Your goal:
Whenever a line below holds the word "ܐܪܝܘ", copy that line.

↓↓↓

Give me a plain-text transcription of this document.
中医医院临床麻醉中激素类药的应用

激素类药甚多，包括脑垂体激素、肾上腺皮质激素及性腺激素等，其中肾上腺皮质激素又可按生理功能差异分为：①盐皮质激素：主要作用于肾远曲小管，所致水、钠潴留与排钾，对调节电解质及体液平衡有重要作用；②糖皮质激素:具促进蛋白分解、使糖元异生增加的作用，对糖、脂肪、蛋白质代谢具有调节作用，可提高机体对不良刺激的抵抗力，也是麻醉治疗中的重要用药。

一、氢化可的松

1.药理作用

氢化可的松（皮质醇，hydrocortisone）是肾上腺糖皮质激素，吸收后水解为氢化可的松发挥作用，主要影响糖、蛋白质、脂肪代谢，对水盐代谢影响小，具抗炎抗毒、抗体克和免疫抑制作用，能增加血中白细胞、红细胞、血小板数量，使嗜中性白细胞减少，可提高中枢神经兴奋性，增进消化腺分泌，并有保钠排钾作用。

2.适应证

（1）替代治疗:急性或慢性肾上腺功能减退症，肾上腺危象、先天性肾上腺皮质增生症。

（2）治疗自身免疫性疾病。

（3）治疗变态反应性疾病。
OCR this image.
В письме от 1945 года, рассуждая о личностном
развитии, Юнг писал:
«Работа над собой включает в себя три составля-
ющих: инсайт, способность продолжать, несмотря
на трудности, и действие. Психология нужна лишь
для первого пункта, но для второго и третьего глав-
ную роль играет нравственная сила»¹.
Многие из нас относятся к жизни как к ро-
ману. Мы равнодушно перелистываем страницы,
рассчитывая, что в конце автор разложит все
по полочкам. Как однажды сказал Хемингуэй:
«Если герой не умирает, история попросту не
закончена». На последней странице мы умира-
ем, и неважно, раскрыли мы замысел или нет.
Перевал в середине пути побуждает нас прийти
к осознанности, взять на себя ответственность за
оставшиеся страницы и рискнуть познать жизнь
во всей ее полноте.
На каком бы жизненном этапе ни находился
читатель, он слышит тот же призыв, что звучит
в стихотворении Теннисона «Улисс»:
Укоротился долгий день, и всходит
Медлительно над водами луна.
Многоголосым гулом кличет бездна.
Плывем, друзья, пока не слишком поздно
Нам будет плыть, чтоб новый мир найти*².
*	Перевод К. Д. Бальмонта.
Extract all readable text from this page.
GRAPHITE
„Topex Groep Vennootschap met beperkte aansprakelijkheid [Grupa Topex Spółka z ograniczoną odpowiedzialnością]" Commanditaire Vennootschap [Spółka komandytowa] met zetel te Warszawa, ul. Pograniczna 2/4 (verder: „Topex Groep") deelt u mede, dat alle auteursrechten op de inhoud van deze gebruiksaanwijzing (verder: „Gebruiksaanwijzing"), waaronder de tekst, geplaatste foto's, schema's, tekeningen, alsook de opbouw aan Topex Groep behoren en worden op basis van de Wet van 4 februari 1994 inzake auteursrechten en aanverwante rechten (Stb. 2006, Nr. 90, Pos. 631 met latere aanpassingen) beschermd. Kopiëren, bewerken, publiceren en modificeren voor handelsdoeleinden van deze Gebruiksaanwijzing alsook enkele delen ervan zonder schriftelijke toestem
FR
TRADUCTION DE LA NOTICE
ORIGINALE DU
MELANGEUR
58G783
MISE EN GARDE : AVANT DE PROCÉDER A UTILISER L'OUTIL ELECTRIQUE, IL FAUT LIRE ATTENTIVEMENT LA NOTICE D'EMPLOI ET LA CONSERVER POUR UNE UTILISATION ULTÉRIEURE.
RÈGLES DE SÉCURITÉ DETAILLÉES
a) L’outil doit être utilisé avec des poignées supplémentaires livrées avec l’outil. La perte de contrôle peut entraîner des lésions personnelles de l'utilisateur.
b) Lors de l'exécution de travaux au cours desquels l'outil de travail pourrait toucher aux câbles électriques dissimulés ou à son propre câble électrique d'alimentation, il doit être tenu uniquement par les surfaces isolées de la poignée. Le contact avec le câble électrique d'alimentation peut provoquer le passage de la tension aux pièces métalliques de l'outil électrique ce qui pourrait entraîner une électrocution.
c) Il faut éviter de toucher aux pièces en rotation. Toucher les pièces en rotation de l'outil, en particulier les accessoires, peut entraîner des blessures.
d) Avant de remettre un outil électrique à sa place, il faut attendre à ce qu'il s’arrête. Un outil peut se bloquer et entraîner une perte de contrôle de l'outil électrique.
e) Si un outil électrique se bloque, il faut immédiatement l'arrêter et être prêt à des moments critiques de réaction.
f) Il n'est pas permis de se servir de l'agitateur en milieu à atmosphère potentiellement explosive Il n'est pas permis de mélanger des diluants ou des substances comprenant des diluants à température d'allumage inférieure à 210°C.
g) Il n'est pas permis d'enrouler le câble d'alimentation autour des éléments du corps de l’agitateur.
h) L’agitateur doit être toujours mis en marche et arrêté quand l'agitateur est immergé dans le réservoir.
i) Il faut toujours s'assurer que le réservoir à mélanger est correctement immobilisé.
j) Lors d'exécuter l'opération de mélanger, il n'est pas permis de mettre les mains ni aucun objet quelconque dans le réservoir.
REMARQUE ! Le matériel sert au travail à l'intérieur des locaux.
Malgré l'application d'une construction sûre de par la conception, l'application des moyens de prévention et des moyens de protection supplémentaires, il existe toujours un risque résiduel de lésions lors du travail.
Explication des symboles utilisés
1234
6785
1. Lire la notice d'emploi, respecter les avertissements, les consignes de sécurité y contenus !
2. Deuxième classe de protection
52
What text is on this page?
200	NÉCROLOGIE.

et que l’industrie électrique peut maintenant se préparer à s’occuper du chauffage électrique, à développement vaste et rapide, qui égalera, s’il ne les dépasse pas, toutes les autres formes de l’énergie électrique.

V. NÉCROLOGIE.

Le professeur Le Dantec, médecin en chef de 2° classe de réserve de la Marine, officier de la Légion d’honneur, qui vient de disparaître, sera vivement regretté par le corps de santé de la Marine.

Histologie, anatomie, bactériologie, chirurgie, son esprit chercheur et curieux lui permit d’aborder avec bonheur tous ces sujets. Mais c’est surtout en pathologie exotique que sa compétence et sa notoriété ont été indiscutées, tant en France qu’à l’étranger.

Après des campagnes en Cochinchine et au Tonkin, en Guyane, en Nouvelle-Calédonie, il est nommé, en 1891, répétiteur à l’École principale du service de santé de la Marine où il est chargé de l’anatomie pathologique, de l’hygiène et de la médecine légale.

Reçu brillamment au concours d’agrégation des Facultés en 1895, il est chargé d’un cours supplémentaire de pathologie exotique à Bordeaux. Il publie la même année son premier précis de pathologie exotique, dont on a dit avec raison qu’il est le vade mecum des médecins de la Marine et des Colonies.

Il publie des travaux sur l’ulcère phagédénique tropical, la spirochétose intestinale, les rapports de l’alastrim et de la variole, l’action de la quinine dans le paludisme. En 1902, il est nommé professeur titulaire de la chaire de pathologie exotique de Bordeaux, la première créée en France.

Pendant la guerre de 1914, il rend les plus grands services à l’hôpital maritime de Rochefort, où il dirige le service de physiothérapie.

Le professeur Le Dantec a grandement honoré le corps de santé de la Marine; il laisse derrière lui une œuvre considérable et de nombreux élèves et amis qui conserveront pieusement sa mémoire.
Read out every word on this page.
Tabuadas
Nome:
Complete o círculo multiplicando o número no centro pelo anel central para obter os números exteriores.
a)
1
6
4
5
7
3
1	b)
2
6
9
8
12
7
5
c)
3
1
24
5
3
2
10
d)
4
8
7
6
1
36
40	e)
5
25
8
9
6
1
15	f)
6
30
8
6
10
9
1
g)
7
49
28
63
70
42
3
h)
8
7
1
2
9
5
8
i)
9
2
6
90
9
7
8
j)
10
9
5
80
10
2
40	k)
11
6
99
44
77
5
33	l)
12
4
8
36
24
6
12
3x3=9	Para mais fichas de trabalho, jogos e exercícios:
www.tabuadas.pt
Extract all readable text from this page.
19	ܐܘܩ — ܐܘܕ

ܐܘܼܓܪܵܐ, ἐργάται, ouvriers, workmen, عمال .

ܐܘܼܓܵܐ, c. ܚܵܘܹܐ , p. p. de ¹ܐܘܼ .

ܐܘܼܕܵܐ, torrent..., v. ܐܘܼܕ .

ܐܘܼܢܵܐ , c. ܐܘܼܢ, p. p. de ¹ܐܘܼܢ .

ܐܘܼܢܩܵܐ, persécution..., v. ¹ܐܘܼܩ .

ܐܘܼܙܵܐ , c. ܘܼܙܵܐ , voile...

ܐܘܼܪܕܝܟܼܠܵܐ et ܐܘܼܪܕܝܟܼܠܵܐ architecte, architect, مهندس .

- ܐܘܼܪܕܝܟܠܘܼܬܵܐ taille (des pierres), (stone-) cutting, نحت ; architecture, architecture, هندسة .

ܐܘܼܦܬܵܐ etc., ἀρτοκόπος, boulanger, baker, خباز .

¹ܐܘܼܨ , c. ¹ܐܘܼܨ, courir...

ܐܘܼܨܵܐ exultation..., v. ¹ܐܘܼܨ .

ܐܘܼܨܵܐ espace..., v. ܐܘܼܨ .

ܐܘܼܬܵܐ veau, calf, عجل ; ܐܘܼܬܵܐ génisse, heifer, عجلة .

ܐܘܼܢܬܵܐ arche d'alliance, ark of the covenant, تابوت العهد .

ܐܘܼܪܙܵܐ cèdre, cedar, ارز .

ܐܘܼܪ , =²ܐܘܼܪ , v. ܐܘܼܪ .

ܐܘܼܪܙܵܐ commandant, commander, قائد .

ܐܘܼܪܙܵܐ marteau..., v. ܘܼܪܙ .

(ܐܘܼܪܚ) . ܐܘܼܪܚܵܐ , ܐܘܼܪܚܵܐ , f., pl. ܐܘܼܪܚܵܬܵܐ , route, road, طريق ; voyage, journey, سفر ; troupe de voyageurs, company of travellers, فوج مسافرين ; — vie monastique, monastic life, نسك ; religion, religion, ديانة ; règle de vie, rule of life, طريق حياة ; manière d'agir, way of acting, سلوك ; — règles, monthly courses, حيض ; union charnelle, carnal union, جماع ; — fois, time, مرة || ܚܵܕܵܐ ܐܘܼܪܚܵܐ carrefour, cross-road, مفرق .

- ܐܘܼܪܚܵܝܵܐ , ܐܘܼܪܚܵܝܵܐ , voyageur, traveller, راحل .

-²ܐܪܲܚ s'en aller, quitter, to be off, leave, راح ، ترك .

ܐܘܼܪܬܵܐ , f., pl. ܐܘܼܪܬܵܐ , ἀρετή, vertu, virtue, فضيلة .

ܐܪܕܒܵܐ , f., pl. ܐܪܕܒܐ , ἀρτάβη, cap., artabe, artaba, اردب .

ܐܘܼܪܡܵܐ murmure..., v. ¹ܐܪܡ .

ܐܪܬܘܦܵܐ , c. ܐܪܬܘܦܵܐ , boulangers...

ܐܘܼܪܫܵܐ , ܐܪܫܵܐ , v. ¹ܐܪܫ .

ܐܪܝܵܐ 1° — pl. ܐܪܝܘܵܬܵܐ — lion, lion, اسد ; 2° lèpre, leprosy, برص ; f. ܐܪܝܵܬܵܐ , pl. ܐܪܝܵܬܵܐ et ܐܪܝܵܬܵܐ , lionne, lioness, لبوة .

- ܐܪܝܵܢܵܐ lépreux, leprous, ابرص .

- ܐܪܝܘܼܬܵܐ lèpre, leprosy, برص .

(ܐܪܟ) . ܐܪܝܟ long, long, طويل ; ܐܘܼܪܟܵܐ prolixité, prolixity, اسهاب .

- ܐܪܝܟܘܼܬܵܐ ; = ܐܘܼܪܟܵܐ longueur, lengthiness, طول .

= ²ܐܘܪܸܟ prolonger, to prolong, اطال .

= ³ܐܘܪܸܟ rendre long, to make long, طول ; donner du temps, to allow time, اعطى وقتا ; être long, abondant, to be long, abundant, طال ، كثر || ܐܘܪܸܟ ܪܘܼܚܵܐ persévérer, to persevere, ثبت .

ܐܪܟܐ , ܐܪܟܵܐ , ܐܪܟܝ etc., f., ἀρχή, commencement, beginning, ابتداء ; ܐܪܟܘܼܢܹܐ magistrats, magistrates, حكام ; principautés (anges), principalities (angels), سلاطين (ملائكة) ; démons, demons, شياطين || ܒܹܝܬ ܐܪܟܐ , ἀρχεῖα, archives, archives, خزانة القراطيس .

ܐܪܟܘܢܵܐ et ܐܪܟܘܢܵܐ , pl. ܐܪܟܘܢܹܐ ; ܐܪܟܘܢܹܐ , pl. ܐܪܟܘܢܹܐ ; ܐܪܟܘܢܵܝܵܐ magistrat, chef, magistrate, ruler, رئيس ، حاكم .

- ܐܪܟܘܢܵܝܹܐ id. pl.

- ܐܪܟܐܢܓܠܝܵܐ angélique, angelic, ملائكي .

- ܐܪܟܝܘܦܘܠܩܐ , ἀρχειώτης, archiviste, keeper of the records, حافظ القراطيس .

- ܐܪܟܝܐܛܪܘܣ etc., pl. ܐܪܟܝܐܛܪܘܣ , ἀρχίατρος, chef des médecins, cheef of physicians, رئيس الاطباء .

↑↑↑

Response below:
ܐܪܝܵܐ 1° — pl. ܐܪܝܘܵܬܵܐ — lion, lion, اسد ; 2° lèpre, leprosy, برص ; f. ܐܪܝܵܬܵܐ , pl. ܐܪܝܵܬܵܐ et ܐܪܝܵܬܵܐ , lionne, lioness, لبوة .
- ܐܪܝܘܼܬܵܐ lèpre, leprosy, برص .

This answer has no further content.